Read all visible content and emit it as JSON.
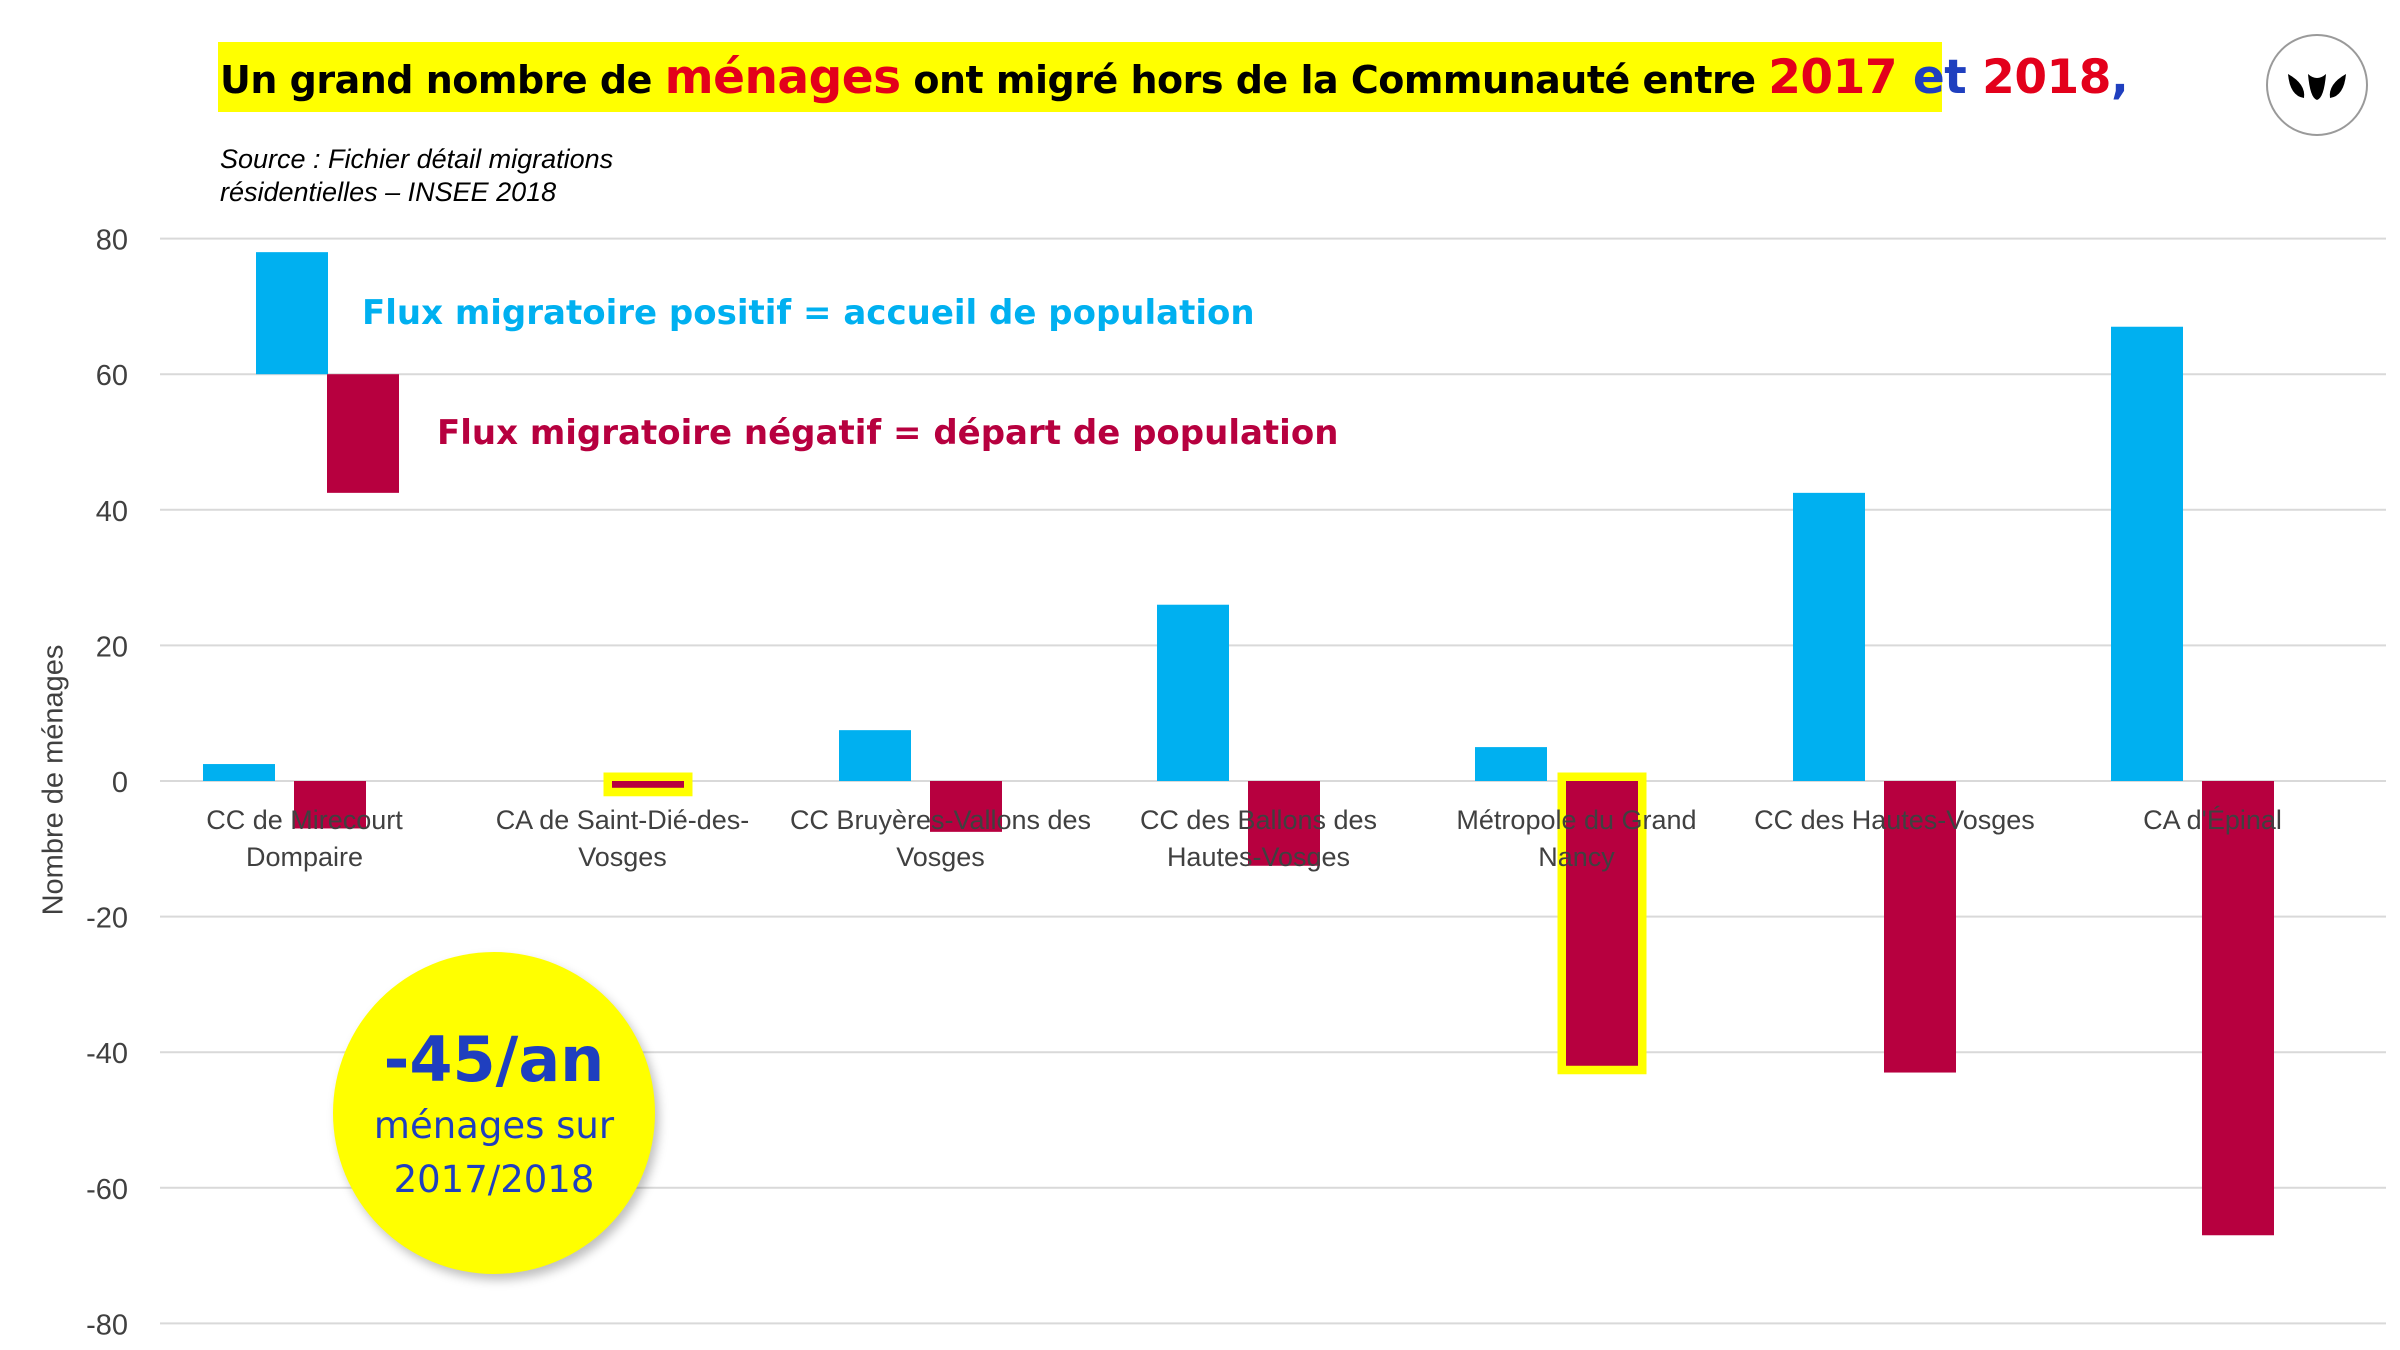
{
  "header": {
    "title_parts": {
      "p1": "Un grand nombre de ",
      "p2": "ménages",
      "p3": " ont migré hors de la Communauté entre ",
      "p4": "2017",
      "p5": " et ",
      "p6": "2018",
      "p7": ","
    },
    "source_line1": "Source : Fichier détail migrations",
    "source_line2": "résidentielles – INSEE 2018"
  },
  "logo": {
    "icon": "leaf-trio-logo-icon"
  },
  "legend": {
    "positive": "Flux migratoire positif = accueil de population",
    "negative": "Flux migratoire négatif = départ de population"
  },
  "callout": {
    "value": "-45/an",
    "line1": "ménages sur",
    "line2": "2017/2018"
  },
  "colors": {
    "positive": "#00b0f0",
    "negative": "#b7003f",
    "highlight": "#ffff00",
    "title_accent_red": "#e3001b",
    "title_accent_blue": "#1f3fbf"
  },
  "chart_data": {
    "type": "bar",
    "ylabel": "Nombre de ménages",
    "ylim": [
      -80,
      80
    ],
    "yticks": [
      80,
      60,
      40,
      20,
      0,
      -20,
      -40,
      -60,
      -80
    ],
    "grid": true,
    "categories": [
      [
        "CC de Mirecourt",
        "Dompaire"
      ],
      [
        "CA de Saint-Dié-des-",
        "Vosges"
      ],
      [
        "CC Bruyères-Vallons des",
        "Vosges"
      ],
      [
        "CC des Ballons des",
        "Hautes-Vosges"
      ],
      [
        "Métropole du Grand",
        "Nancy"
      ],
      [
        "CC des Hautes-Vosges"
      ],
      [
        "CA d'Épinal"
      ]
    ],
    "series": [
      {
        "values": [
          2.5,
          0,
          7.5,
          26,
          5,
          42.5,
          67
        ]
      },
      {
        "values": [
          -7,
          -1,
          -7.5,
          -12.5,
          -42,
          -43,
          -67
        ]
      }
    ],
    "highlighted_bars": [
      [
        1,
        1
      ],
      [
        4,
        1
      ]
    ],
    "legend_sample": {
      "positive_range": [
        60,
        78
      ],
      "negative_range": [
        42.5,
        60
      ]
    }
  }
}
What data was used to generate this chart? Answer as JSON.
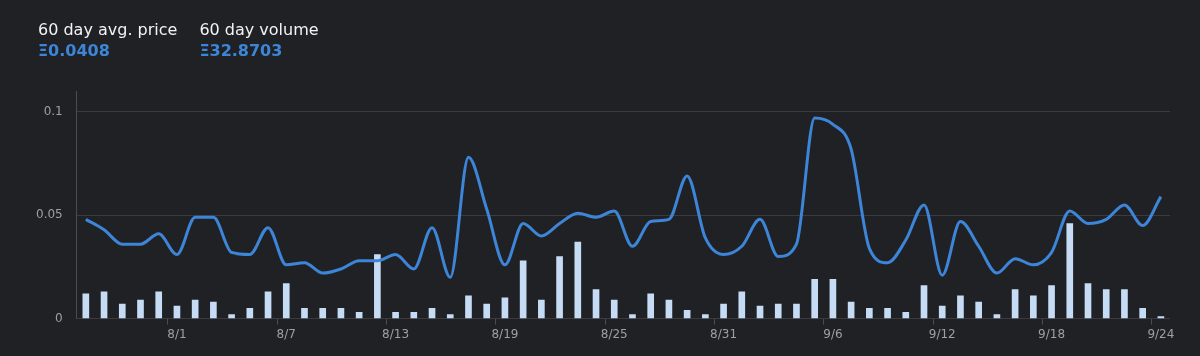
{
  "chart_data": {
    "type": "bar",
    "annotations": [
      "60 day avg. price",
      "Ξ0.0408",
      "60 day volume",
      "Ξ32.8703"
    ],
    "categories": [
      null,
      null,
      null,
      null,
      null,
      "8/1",
      null,
      null,
      null,
      null,
      null,
      "8/7",
      null,
      null,
      null,
      null,
      null,
      "8/13",
      null,
      null,
      null,
      null,
      null,
      "8/19",
      null,
      null,
      null,
      null,
      null,
      "8/25",
      null,
      null,
      null,
      null,
      null,
      "8/31",
      null,
      null,
      null,
      null,
      null,
      "9/6",
      null,
      null,
      null,
      null,
      null,
      "9/12",
      null,
      null,
      null,
      null,
      null,
      "9/18",
      null,
      null,
      null,
      null,
      null,
      "9/24"
    ],
    "series": [
      {
        "type": "line",
        "color": "#3d85d8",
        "values": [
          0.048,
          0.043,
          0.036,
          0.036,
          0.041,
          0.031,
          0.049,
          0.049,
          0.032,
          0.031,
          0.044,
          0.026,
          0.027,
          0.022,
          0.024,
          0.028,
          0.028,
          0.031,
          0.024,
          0.044,
          0.02,
          0.078,
          0.053,
          0.026,
          0.046,
          0.04,
          0.046,
          0.051,
          0.049,
          0.052,
          0.035,
          0.047,
          0.048,
          0.069,
          0.039,
          0.031,
          0.035,
          0.048,
          0.03,
          0.036,
          0.097,
          0.094,
          0.082,
          0.034,
          0.027,
          0.038,
          0.055,
          0.021,
          0.047,
          0.035,
          0.022,
          0.029,
          0.026,
          0.032,
          0.052,
          0.046,
          0.048,
          0.055,
          0.045,
          0.059
        ]
      },
      {
        "color": "#c6dcf5",
        "values": [
          0.012,
          0.013,
          0.007,
          0.009,
          0.013,
          0.006,
          0.009,
          0.008,
          0.002,
          0.005,
          0.013,
          0.017,
          0.005,
          0.005,
          0.005,
          0.003,
          0.031,
          0.003,
          0.003,
          0.005,
          0.002,
          0.011,
          0.007,
          0.01,
          0.028,
          0.009,
          0.03,
          0.037,
          0.014,
          0.009,
          0.002,
          0.012,
          0.009,
          0.004,
          0.002,
          0.007,
          0.013,
          0.006,
          0.007,
          0.007,
          0.019,
          0.019,
          0.008,
          0.005,
          0.005,
          0.003,
          0.016,
          0.006,
          0.011,
          0.008,
          0.002,
          0.014,
          0.011,
          0.016,
          0.046,
          0.017,
          0.014,
          0.014,
          0.005,
          0.001
        ]
      }
    ],
    "ylim": [
      0,
      0.11
    ],
    "yticks": [
      0,
      0.05,
      0.1
    ],
    "grid": "y",
    "legend": false
  }
}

........

WRITTEN TASK » The material above holds pictures; copy everything else in it exactly.

REPLY »
Read all visible content and emit it as JSON.
{
  "header": {
    "title_parts": {
      "p1": "Un grand nombre de ",
      "p2": "ménages",
      "p3": " ont migré hors de la Communauté entre ",
      "p4": "2017",
      "p5": " et ",
      "p6": "2018",
      "p7": ","
    },
    "source_line1": "Source : Fichier détail migrations",
    "source_line2": "résidentielles – INSEE 2018"
  },
  "logo": {
    "icon": "leaf-trio-logo-icon"
  },
  "legend": {
    "positive": "Flux migratoire positif = accueil de population",
    "negative": "Flux migratoire négatif = départ de population"
  },
  "callout": {
    "value": "-45/an",
    "line1": "ménages sur",
    "line2": "2017/2018"
  },
  "colors": {
    "positive": "#00b0f0",
    "negative": "#b7003f",
    "highlight": "#ffff00",
    "title_accent_red": "#e3001b",
    "title_accent_blue": "#1f3fbf"
  },
  "chart_data": {
    "type": "bar",
    "ylabel": "Nombre de ménages",
    "ylim": [
      -80,
      80
    ],
    "yticks": [
      80,
      60,
      40,
      20,
      0,
      -20,
      -40,
      -60,
      -80
    ],
    "grid": true,
    "categories": [
      [
        "CC de Mirecourt",
        "Dompaire"
      ],
      [
        "CA de Saint-Dié-des-",
        "Vosges"
      ],
      [
        "CC Bruyères-Vallons des",
        "Vosges"
      ],
      [
        "CC des Ballons des",
        "Hautes-Vosges"
      ],
      [
        "Métropole du Grand",
        "Nancy"
      ],
      [
        "CC des Hautes-Vosges"
      ],
      [
        "CA d'Épinal"
      ]
    ],
    "series": [
      {
        "values": [
          2.5,
          0,
          7.5,
          26,
          5,
          42.5,
          67
        ]
      },
      {
        "values": [
          -7,
          -1,
          -7.5,
          -12.5,
          -42,
          -43,
          -67
        ]
      }
    ],
    "highlighted_bars": [
      [
        1,
        1
      ],
      [
        4,
        1
      ]
    ],
    "legend_sample": {
      "positive_range": [
        60,
        78
      ],
      "negative_range": [
        42.5,
        60
      ]
    }
  }
}
What data was used to generate this chart? Answer as JSON.
{
  "chart_data": {
    "type": "bar",
    "annotations": [
      "60 day avg. price",
      "Ξ0.0408",
      "60 day volume",
      "Ξ32.8703"
    ],
    "categories": [
      null,
      null,
      null,
      null,
      null,
      "8/1",
      null,
      null,
      null,
      null,
      null,
      "8/7",
      null,
      null,
      null,
      null,
      null,
      "8/13",
      null,
      null,
      null,
      null,
      null,
      "8/19",
      null,
      null,
      null,
      null,
      null,
      "8/25",
      null,
      null,
      null,
      null,
      null,
      "8/31",
      null,
      null,
      null,
      null,
      null,
      "9/6",
      null,
      null,
      null,
      null,
      null,
      "9/12",
      null,
      null,
      null,
      null,
      null,
      "9/18",
      null,
      null,
      null,
      null,
      null,
      "9/24"
    ],
    "series": [
      {
        "type": "line",
        "color": "#3d85d8",
        "values": [
          0.048,
          0.043,
          0.036,
          0.036,
          0.041,
          0.031,
          0.049,
          0.049,
          0.032,
          0.031,
          0.044,
          0.026,
          0.027,
          0.022,
          0.024,
          0.028,
          0.028,
          0.031,
          0.024,
          0.044,
          0.02,
          0.078,
          0.053,
          0.026,
          0.046,
          0.04,
          0.046,
          0.051,
          0.049,
          0.052,
          0.035,
          0.047,
          0.048,
          0.069,
          0.039,
          0.031,
          0.035,
          0.048,
          0.03,
          0.036,
          0.097,
          0.094,
          0.082,
          0.034,
          0.027,
          0.038,
          0.055,
          0.021,
          0.047,
          0.035,
          0.022,
          0.029,
          0.026,
          0.032,
          0.052,
          0.046,
          0.048,
          0.055,
          0.045,
          0.059
        ]
      },
      {
        "color": "#c6dcf5",
        "values": [
          0.012,
          0.013,
          0.007,
          0.009,
          0.013,
          0.006,
          0.009,
          0.008,
          0.002,
          0.005,
          0.013,
          0.017,
          0.005,
          0.005,
          0.005,
          0.003,
          0.031,
          0.003,
          0.003,
          0.005,
          0.002,
          0.011,
          0.007,
          0.01,
          0.028,
          0.009,
          0.03,
          0.037,
          0.014,
          0.009,
          0.002,
          0.012,
          0.009,
          0.004,
          0.002,
          0.007,
          0.013,
          0.006,
          0.007,
          0.007,
          0.019,
          0.019,
          0.008,
          0.005,
          0.005,
          0.003,
          0.016,
          0.006,
          0.011,
          0.008,
          0.002,
          0.014,
          0.011,
          0.016,
          0.046,
          0.017,
          0.014,
          0.014,
          0.005,
          0.001
        ]
      }
    ],
    "ylim": [
      0,
      0.11
    ],
    "yticks": [
      0,
      0.05,
      0.1
    ],
    "grid": "y",
    "legend": false
  }
}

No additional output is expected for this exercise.